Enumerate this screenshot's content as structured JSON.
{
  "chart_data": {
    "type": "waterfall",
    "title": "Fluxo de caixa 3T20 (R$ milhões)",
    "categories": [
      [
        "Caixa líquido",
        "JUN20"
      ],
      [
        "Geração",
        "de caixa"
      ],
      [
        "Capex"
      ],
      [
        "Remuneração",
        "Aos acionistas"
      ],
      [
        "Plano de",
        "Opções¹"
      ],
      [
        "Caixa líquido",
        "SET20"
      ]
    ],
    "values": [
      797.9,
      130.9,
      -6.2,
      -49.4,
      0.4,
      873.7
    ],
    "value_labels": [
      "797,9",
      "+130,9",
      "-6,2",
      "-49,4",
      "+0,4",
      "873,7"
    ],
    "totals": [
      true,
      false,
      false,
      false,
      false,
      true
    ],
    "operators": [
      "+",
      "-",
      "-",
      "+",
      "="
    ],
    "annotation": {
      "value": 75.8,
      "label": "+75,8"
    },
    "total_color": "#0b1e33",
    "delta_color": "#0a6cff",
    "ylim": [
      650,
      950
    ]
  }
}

== == ==

● **The problem**
Write down every line of the data exactly as it appears above.

● **Written response**
Enumerate this screenshot's content as structured JSON.
{
  "chart_data": {
    "type": "waterfall",
    "title": "Fluxo de caixa 3T20 (R$ milhões)",
    "categories": [
      [
        "Caixa líquido",
        "JUN20"
      ],
      [
        "Geração",
        "de caixa"
      ],
      [
        "Capex"
      ],
      [
        "Remuneração",
        "Aos acionistas"
      ],
      [
        "Plano de",
        "Opções¹"
      ],
      [
        "Caixa líquido",
        "SET20"
      ]
    ],
    "values": [
      797.9,
      130.9,
      -6.2,
      -49.4,
      0.4,
      873.7
    ],
    "value_labels": [
      "797,9",
      "+130,9",
      "-6,2",
      "-49,4",
      "+0,4",
      "873,7"
    ],
    "totals": [
      true,
      false,
      false,
      false,
      false,
      true
    ],
    "operators": [
      "+",
      "-",
      "-",
      "+",
      "="
    ],
    "annotation": {
      "value": 75.8,
      "label": "+75,8"
    },
    "total_color": "#0b1e33",
    "delta_color": "#0a6cff",
    "ylim": [
      650,
      950
    ]
  }
}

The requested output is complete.